The request >> Determine the number of lines containing the word "target", and state that figure alone.
┌──
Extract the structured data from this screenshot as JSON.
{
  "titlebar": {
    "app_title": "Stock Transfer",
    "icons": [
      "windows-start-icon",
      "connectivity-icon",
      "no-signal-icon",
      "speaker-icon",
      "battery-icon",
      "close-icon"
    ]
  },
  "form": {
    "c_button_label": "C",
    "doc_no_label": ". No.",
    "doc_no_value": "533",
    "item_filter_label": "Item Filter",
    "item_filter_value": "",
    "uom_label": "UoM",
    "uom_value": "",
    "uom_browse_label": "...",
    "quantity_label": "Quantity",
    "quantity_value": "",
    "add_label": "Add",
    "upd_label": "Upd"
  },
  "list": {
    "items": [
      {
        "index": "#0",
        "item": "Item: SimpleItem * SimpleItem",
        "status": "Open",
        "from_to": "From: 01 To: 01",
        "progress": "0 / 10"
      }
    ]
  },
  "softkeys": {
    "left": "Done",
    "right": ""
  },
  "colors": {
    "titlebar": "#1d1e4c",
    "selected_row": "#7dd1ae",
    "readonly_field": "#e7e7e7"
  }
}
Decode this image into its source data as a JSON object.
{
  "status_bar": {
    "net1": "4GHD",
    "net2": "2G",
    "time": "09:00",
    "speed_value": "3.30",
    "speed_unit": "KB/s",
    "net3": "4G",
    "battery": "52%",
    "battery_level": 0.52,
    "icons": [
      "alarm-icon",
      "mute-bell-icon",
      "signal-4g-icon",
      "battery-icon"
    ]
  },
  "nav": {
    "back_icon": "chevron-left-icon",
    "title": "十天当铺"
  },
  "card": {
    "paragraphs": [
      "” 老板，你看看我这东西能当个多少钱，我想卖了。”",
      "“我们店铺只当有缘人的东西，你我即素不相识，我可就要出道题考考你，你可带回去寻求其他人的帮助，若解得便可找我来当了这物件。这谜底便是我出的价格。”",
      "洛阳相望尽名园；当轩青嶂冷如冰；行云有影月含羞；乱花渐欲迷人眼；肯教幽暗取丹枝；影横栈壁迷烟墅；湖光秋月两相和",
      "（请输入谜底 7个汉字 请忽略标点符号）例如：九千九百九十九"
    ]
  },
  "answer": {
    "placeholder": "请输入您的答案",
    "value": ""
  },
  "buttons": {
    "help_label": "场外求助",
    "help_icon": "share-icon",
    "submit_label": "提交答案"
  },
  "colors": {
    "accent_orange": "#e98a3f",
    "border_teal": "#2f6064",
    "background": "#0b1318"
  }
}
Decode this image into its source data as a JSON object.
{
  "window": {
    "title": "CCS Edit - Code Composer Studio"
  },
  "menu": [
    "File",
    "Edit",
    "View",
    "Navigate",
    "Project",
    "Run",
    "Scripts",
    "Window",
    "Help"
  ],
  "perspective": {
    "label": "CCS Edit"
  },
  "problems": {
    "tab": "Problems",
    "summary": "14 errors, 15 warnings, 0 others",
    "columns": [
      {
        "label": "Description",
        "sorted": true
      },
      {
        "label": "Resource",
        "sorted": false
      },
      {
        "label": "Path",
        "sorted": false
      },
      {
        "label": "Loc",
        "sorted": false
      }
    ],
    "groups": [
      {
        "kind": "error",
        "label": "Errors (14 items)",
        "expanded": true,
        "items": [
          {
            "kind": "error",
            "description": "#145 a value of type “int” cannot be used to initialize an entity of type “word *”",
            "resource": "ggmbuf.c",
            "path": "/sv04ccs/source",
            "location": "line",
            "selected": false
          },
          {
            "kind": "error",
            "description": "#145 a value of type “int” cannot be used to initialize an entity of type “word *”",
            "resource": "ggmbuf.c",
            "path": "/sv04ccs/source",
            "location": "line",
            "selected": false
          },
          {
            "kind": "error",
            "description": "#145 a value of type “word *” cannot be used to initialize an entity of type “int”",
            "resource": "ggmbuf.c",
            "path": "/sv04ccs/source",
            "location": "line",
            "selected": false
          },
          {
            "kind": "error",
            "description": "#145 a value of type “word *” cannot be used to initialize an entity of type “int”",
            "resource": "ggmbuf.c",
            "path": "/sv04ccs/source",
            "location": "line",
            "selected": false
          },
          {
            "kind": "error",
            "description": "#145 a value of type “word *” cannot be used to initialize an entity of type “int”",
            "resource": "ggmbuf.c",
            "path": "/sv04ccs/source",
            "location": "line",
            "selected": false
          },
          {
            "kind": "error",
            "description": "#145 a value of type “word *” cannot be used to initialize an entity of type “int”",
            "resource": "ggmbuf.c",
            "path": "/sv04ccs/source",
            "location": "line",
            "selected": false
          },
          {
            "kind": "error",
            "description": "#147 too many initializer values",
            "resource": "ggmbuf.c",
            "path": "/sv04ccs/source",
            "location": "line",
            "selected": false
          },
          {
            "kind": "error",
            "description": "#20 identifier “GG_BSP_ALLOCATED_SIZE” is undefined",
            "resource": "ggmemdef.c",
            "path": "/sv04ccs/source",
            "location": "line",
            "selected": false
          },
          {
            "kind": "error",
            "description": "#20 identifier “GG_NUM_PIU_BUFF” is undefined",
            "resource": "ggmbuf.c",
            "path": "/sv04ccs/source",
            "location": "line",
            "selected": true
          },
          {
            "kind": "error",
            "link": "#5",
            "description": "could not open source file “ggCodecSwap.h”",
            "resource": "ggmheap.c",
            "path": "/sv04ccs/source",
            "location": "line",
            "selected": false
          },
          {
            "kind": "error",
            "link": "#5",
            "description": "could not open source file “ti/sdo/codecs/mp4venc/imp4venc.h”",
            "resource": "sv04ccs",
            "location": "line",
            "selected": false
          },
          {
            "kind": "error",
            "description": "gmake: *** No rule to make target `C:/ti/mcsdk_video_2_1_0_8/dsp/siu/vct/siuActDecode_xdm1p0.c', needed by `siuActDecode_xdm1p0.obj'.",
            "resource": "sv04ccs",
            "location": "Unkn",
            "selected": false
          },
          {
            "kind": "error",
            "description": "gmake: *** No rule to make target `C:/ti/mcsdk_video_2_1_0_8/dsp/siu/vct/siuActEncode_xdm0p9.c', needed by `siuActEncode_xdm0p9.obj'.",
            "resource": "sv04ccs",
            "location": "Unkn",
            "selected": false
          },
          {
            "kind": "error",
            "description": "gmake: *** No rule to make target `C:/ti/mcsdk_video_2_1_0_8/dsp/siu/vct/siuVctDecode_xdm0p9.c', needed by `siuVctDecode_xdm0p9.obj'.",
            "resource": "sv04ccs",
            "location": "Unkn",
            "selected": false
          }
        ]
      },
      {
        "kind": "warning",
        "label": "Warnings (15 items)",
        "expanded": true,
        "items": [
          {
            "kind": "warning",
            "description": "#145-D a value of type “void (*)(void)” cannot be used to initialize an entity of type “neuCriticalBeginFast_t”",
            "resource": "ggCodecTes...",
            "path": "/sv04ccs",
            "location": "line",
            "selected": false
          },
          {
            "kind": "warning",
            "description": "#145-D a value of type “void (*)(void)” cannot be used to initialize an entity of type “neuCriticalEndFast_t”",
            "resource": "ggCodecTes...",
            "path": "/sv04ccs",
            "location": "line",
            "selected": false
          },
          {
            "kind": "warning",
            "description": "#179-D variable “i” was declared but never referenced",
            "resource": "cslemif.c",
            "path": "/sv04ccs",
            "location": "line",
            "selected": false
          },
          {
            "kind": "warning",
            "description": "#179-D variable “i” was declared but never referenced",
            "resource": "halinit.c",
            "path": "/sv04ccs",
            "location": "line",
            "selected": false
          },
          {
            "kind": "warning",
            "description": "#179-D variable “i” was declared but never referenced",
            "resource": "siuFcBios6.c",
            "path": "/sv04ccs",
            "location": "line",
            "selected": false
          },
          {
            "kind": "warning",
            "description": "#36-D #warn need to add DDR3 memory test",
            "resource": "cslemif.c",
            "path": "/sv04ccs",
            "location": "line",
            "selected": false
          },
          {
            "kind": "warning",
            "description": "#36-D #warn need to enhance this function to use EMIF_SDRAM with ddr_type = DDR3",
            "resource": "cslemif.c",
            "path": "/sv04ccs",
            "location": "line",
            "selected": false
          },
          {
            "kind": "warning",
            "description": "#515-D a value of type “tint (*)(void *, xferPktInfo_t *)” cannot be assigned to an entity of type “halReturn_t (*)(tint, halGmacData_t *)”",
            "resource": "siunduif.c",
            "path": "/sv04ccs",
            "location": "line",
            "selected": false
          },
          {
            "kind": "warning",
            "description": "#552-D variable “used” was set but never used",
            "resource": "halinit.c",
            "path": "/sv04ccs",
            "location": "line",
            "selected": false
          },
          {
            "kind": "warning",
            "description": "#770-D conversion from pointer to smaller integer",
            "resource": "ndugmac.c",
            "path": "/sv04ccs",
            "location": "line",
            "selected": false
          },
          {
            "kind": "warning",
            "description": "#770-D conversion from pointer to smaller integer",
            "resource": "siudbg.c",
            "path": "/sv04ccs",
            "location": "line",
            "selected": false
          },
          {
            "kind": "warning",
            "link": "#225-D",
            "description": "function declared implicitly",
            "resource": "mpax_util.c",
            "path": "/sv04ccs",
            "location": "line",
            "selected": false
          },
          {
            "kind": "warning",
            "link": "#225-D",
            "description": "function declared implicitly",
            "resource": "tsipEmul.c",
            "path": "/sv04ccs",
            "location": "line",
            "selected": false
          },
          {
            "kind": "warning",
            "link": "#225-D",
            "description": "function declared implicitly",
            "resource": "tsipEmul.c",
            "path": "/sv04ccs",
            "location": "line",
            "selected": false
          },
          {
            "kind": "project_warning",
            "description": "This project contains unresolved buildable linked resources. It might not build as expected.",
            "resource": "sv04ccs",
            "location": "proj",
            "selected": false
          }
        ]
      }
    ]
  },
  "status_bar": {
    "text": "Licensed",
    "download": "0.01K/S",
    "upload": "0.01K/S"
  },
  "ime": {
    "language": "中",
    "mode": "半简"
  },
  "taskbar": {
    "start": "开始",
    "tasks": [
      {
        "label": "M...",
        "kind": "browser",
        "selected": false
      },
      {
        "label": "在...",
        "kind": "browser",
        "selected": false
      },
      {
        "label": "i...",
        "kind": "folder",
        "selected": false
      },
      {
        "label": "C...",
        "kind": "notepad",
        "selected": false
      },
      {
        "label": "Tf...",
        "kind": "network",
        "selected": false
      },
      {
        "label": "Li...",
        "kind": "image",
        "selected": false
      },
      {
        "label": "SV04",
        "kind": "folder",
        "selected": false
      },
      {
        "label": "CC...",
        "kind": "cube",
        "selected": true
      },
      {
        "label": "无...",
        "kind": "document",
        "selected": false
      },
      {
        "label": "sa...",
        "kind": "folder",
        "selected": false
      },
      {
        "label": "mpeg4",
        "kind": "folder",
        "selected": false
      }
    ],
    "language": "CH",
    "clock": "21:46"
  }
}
└──
Final result >> 3